Exercise prompt => Show each line of the records below where the word "filament" occurs.

The input =>
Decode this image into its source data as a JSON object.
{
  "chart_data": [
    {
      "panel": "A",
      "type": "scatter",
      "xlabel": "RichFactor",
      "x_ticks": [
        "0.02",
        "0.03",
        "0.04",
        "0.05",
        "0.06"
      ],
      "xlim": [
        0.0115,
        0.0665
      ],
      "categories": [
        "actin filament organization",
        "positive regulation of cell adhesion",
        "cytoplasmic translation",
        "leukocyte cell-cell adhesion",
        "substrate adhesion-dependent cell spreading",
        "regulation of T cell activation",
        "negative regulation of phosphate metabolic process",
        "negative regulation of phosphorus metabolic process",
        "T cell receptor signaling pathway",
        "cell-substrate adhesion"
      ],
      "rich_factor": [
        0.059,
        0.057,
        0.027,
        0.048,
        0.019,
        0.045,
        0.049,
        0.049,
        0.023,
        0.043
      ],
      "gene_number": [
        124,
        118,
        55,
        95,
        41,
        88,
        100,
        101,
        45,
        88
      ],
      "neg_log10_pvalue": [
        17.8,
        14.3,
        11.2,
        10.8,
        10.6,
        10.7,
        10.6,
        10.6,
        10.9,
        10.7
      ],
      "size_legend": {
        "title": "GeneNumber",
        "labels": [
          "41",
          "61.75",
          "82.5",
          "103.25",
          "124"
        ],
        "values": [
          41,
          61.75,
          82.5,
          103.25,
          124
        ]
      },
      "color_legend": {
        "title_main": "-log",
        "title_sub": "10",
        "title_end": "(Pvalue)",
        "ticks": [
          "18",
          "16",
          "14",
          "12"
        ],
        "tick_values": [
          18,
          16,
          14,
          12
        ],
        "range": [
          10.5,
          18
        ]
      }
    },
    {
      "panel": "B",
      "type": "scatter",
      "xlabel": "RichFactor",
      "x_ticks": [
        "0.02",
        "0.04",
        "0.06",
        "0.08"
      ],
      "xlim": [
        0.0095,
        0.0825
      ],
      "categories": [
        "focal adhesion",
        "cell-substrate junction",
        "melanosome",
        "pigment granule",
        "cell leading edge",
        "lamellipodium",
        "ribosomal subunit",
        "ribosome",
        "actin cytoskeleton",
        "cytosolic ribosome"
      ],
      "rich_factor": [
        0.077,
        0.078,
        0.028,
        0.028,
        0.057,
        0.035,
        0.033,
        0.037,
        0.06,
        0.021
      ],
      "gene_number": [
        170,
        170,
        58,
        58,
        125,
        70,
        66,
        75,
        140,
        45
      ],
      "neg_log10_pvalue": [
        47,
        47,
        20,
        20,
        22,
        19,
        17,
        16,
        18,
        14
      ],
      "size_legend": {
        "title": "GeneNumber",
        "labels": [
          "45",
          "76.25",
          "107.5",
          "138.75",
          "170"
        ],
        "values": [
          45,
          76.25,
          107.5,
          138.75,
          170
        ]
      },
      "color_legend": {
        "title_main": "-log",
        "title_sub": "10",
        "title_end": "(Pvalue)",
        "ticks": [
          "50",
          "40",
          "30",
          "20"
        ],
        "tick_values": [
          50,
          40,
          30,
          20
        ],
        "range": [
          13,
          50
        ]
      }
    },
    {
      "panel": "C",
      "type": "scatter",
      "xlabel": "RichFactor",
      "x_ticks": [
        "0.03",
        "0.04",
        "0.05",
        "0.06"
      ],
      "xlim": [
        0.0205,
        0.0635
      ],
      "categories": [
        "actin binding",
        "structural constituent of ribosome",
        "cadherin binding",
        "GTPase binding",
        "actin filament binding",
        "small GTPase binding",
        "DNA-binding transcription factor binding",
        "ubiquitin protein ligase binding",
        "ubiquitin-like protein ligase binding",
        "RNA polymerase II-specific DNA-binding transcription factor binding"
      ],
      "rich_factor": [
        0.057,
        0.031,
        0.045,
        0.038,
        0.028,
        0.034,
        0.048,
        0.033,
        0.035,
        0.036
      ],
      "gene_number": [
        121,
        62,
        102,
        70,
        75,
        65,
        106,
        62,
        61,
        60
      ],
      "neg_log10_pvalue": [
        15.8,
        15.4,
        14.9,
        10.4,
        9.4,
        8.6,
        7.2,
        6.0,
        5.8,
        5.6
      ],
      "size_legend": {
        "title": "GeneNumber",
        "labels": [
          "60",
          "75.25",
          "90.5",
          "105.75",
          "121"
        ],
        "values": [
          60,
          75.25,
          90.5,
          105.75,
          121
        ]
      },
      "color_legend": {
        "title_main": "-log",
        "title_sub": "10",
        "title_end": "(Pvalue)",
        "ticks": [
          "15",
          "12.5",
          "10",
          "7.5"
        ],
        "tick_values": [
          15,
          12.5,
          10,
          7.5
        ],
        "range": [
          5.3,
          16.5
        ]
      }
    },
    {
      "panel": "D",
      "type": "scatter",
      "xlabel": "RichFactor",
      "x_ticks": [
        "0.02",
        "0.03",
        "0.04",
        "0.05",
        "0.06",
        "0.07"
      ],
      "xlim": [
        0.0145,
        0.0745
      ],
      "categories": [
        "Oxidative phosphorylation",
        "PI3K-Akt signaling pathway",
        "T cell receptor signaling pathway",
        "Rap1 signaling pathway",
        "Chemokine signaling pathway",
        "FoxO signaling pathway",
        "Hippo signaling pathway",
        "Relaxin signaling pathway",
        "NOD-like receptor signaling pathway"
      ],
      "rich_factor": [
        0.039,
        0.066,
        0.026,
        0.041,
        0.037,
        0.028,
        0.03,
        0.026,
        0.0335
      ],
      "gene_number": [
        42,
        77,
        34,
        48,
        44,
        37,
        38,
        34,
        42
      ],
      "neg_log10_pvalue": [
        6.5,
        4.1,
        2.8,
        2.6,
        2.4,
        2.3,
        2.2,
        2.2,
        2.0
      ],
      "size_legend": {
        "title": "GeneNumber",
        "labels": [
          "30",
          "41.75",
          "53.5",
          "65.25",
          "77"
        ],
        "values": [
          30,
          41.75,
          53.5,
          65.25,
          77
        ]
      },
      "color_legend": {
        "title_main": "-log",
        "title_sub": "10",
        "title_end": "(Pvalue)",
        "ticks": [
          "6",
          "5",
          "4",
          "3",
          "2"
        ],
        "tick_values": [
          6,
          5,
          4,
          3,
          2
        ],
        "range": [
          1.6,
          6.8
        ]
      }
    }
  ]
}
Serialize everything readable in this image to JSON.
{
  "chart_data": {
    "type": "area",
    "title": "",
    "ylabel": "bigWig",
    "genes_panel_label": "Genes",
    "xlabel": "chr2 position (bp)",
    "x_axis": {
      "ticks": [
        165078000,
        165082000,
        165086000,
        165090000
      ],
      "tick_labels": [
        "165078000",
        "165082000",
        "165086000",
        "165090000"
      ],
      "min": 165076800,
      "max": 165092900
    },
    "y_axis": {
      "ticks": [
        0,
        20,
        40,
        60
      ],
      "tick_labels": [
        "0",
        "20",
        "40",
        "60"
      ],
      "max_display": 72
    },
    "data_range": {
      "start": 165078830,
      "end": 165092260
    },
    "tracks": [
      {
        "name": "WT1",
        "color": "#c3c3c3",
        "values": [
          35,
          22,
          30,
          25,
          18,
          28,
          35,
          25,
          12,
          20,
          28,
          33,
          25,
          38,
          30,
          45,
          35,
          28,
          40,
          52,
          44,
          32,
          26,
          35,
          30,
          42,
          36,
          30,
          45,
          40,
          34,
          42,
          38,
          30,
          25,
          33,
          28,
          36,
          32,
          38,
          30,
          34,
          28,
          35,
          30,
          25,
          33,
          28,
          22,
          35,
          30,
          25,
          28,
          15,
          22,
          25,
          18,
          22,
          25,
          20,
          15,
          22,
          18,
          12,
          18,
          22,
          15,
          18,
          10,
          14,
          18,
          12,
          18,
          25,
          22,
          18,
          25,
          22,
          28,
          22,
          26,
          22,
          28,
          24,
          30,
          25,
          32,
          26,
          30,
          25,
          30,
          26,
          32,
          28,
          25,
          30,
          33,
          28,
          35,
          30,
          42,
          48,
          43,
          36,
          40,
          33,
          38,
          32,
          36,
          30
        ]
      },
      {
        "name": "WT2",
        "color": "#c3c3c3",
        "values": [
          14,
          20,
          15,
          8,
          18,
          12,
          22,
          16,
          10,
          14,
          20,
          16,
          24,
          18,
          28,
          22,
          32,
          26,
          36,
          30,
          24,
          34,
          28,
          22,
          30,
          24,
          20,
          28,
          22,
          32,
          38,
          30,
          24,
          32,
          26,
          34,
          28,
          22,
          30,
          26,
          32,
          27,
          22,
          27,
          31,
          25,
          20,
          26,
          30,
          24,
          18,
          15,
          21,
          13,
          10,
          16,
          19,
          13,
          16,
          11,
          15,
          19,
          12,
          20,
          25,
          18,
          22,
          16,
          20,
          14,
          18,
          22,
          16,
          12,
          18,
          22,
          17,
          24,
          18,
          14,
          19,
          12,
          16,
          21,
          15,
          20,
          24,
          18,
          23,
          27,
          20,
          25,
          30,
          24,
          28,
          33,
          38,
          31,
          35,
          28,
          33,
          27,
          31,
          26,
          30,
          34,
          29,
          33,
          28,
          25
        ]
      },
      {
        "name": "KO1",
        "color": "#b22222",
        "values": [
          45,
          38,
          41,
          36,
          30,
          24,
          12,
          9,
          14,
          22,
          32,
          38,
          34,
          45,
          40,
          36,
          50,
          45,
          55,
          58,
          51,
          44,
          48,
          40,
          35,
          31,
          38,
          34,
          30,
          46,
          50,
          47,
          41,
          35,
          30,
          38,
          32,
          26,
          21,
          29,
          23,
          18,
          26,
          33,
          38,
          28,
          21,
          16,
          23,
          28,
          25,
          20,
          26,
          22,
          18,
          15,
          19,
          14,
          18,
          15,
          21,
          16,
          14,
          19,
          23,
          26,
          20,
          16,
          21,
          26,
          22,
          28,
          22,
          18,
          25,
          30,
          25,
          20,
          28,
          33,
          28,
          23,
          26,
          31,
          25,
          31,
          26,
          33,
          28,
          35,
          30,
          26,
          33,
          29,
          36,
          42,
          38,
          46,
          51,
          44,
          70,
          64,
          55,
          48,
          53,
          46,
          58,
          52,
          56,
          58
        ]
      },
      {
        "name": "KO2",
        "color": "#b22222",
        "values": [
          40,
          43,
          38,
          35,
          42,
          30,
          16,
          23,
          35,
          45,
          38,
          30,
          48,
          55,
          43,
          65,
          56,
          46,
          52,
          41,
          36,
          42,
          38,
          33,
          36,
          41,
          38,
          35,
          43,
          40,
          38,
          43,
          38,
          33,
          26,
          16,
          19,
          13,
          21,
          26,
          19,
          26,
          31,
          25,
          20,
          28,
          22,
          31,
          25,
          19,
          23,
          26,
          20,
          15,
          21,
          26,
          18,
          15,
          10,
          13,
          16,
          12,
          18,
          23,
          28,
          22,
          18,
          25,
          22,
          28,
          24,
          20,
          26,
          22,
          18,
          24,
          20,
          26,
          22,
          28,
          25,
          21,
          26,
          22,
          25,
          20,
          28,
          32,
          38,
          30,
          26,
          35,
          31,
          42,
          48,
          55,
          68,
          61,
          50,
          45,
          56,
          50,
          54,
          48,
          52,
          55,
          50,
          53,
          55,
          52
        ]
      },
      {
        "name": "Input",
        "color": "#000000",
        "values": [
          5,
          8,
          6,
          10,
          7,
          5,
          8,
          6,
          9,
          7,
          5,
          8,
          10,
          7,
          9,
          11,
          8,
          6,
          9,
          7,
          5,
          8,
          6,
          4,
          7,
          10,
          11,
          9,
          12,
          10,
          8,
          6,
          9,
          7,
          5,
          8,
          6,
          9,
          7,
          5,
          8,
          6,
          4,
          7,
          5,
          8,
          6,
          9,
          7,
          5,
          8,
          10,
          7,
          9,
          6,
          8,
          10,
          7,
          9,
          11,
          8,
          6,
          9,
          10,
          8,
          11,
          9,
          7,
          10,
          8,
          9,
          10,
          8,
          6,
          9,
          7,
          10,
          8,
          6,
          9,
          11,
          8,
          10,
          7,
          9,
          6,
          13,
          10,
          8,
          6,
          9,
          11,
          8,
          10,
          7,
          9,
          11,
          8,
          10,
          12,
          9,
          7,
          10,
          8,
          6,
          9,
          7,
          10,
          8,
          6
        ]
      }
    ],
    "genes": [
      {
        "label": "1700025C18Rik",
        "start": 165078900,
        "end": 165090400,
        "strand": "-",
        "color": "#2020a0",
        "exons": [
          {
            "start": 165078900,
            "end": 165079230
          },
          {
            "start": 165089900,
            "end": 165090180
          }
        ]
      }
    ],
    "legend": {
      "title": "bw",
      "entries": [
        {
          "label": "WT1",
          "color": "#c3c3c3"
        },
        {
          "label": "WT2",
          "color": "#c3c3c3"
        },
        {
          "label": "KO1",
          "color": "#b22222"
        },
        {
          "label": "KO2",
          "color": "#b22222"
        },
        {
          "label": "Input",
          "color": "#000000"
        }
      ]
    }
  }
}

Written solution =>
        "actin filament organization",
        "actin filament binding",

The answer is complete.